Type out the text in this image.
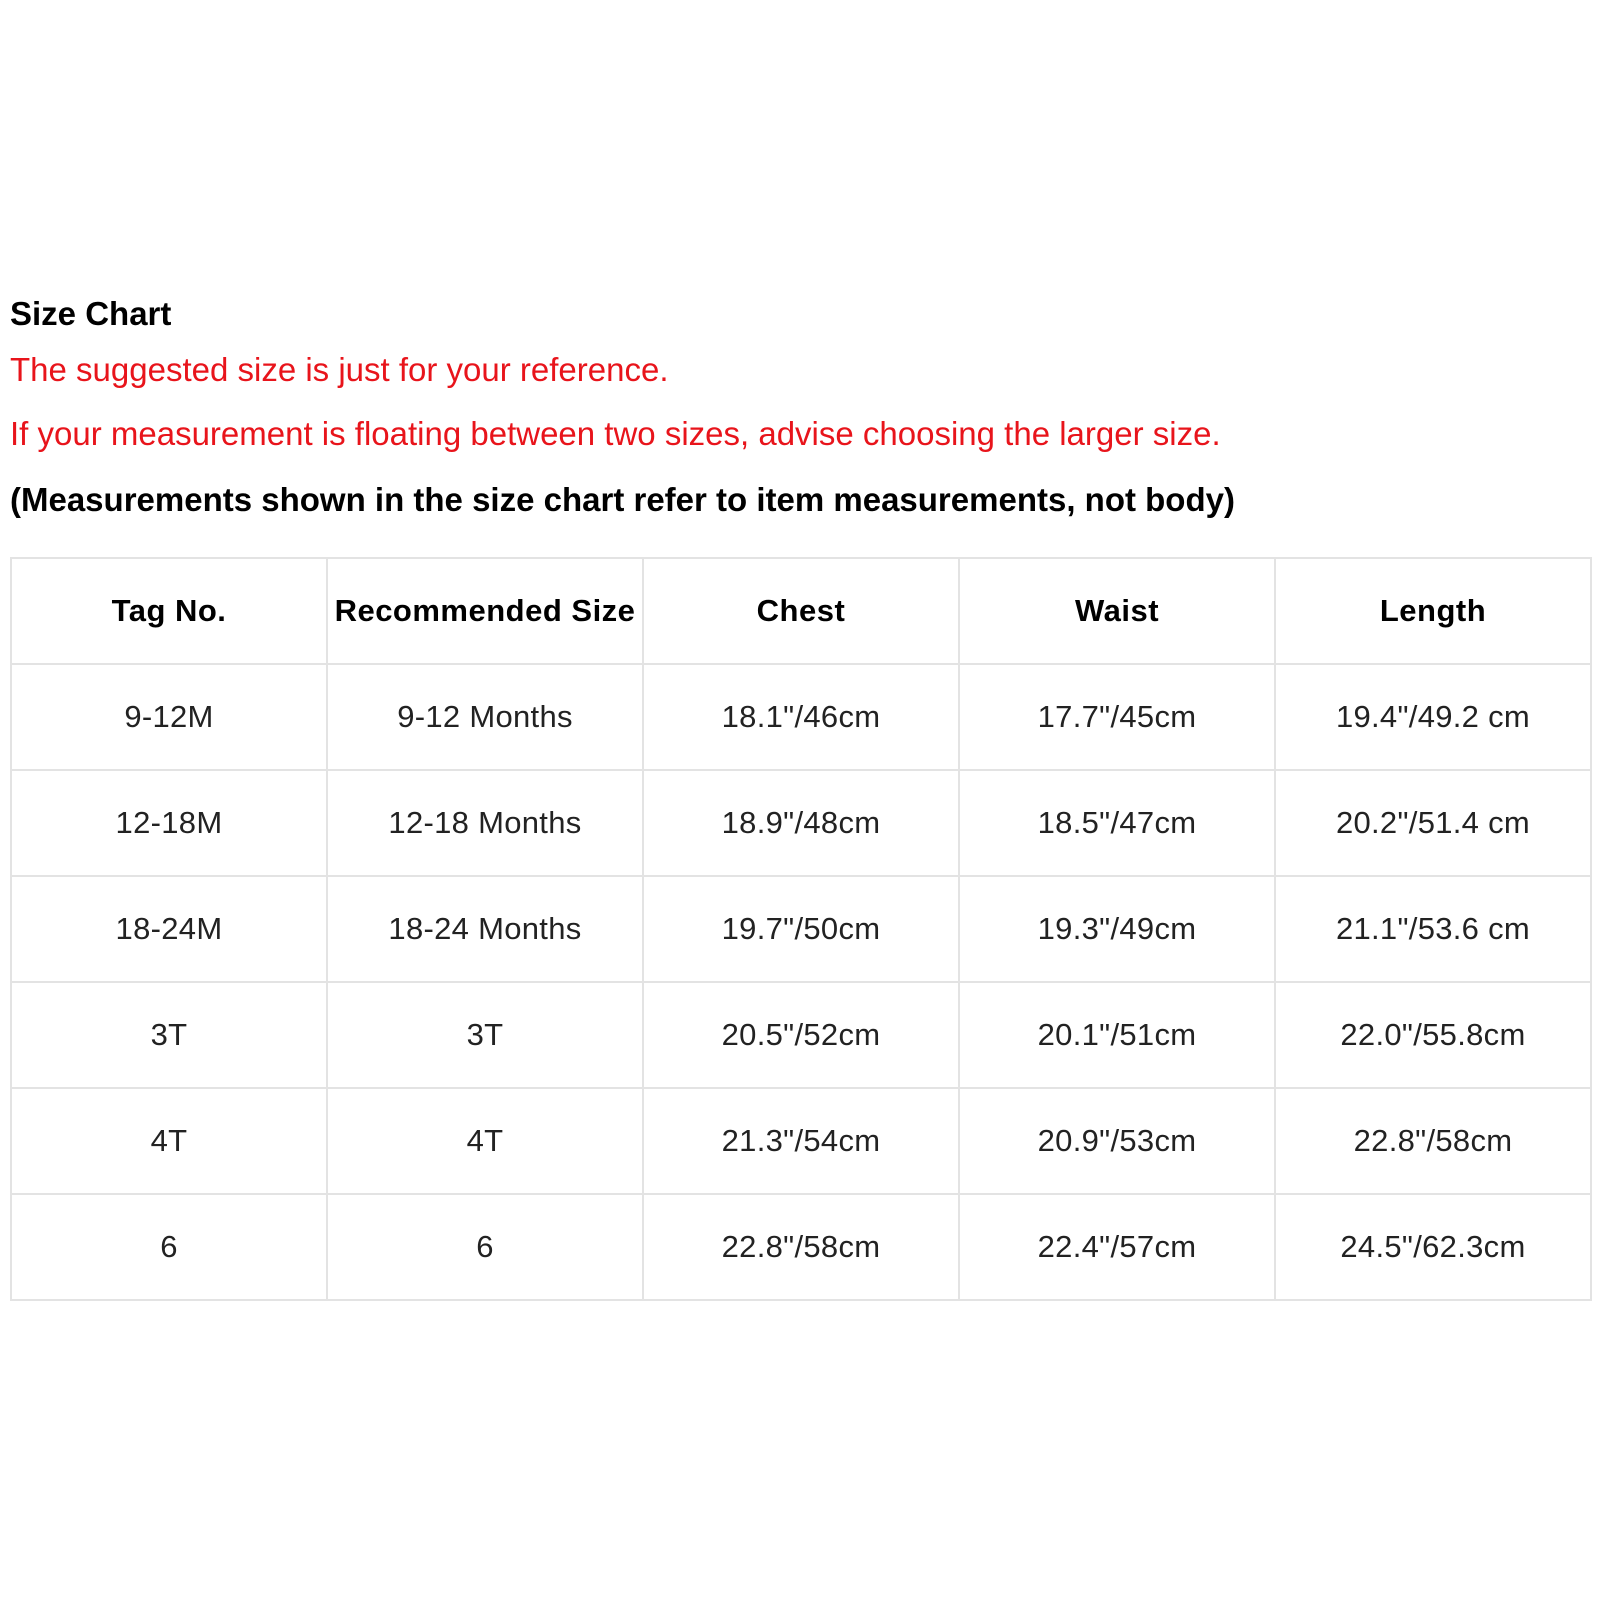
Size Chart
The suggested size is just for your reference.
If your measurement is floating between two sizes, advise choosing the larger size.
(Measurements shown in the size chart refer to item measurements, not body)
Tag No.	Recommended Size	Chest	Waist	Length
9-12M	9-12 Months	18.1"/46cm	17.7"/45cm	19.4"/49.2 cm
12-18M	12-18 Months	18.9"/48cm	18.5"/47cm	20.2"/51.4 cm
18-24M	18-24 Months	19.7"/50cm	19.3"/49cm	21.1"/53.6 cm
3T	3T	20.5"/52cm	20.1"/51cm	22.0"/55.8cm
4T	4T	21.3"/54cm	20.9"/53cm	22.8"/58cm
6	6	22.8"/58cm	22.4"/57cm	24.5"/62.3cm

▸ **PROBLEM DESCRIPTION**: Pictures are to be left out; the records above must be repeated word for word.

▸ **RESPONSE TO THIS TASK**:
Type out the text in this image.
Size Chart
The suggested size is just for your reference.
If your measurement is floating between two sizes, advise choosing the larger size.
(Measurements shown in the size chart refer to item measurements, not body)
Tag No.	Recommended Size	Chest	Waist	Length
9-12M	9-12 Months	18.1"/46cm	17.7"/45cm	19.4"/49.2 cm
12-18M	12-18 Months	18.9"/48cm	18.5"/47cm	20.2"/51.4 cm
18-24M	18-24 Months	19.7"/50cm	19.3"/49cm	21.1"/53.6 cm
3T	3T	20.5"/52cm	20.1"/51cm	22.0"/55.8cm
4T	4T	21.3"/54cm	20.9"/53cm	22.8"/58cm
6	6	22.8"/58cm	22.4"/57cm	24.5"/62.3cm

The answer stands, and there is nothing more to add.